- DATA TO PROCESS -
— start —
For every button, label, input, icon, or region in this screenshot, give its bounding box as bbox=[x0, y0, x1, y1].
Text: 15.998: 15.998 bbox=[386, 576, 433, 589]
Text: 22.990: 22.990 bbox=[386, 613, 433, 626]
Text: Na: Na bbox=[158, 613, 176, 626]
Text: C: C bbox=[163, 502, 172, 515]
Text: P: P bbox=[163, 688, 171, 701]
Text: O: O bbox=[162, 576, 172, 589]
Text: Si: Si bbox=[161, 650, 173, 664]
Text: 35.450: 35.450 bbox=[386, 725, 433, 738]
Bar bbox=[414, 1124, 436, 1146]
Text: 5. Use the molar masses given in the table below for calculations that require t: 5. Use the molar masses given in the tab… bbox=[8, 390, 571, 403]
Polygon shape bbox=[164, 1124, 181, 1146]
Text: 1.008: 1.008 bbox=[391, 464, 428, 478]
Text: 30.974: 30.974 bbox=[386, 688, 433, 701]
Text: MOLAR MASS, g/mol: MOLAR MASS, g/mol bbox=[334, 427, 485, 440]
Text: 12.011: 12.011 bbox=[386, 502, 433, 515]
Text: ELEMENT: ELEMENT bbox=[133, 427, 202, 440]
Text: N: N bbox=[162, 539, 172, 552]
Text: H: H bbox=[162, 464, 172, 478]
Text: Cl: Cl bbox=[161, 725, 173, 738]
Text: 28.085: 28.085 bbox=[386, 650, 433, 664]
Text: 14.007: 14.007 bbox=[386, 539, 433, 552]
— end —
- WHAT THE EXERCISE ASKS -
Please render the data above as a JSON list of strings, one string per line, from the first line of the data up to and including the line with "Text: 5. Use", leaving out any blank lines.

- CORRECT ANSWER -
[
  "For every button, label, input, icon, or region in this screenshot, give its bounding box as bbox=[x0, y0, x1, y1].",
  "Text: 15.998: 15.998 bbox=[386, 576, 433, 589]",
  "Text: 22.990: 22.990 bbox=[386, 613, 433, 626]",
  "Text: Na: Na bbox=[158, 613, 176, 626]",
  "Text: C: C bbox=[163, 502, 172, 515]",
  "Text: P: P bbox=[163, 688, 171, 701]",
  "Text: O: O bbox=[162, 576, 172, 589]",
  "Text: Si: Si bbox=[161, 650, 173, 664]",
  "Text: 35.450: 35.450 bbox=[386, 725, 433, 738]",
  "Bar bbox=[414, 1124, 436, 1146]",
  "Text: 5. Use the molar masses given in the table below for calculations that require t: 5. Use the molar masses given in the tab… bbox=[8, 390, 571, 403]"
]